Task details ▸
Return each line that holds the word "color".

[Extracted records]
----

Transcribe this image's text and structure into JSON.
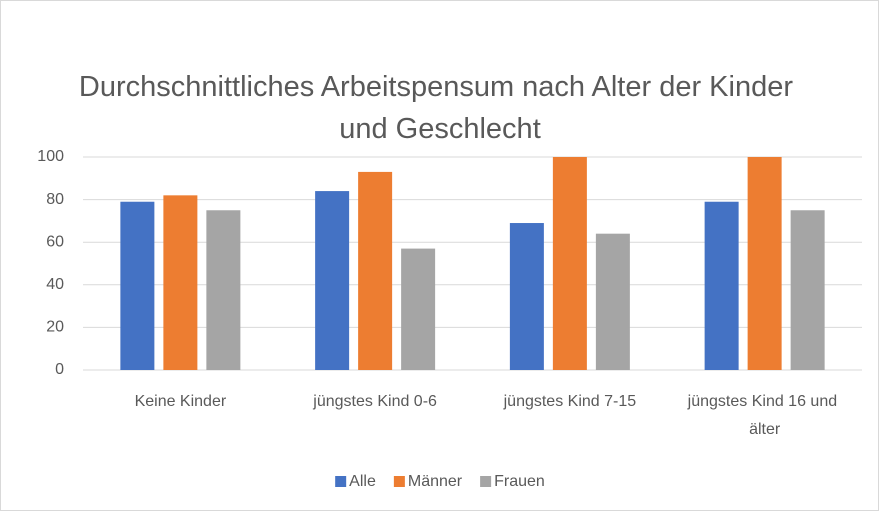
{
  "chart_data": {
    "type": "bar",
    "title": "Durchschnittliches Arbeitspensum nach Alter der Kinder und Geschlecht",
    "categories": [
      "Keine Kinder",
      "jüngstes Kind 0-6",
      "jüngstes Kind 7-15",
      "jüngstes Kind 16 und älter"
    ],
    "series": [
      {
        "name": "Alle",
        "color": "#4472c4",
        "values": [
          79,
          84,
          69,
          79
        ]
      },
      {
        "name": "Männer",
        "color": "#ed7d31",
        "values": [
          82,
          93,
          100,
          100
        ]
      },
      {
        "name": "Frauen",
        "color": "#a5a5a5",
        "values": [
          75,
          57,
          64,
          75
        ]
      }
    ],
    "ylim": [
      0,
      100
    ],
    "yticks": [
      0,
      20,
      40,
      60,
      80,
      100
    ],
    "grid": true,
    "legend": "bottom"
  }
}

----

Answer to this exercise ▸
        "color": "#4472c4",
        "color": "#ed7d31",
        "color": "#a5a5a5",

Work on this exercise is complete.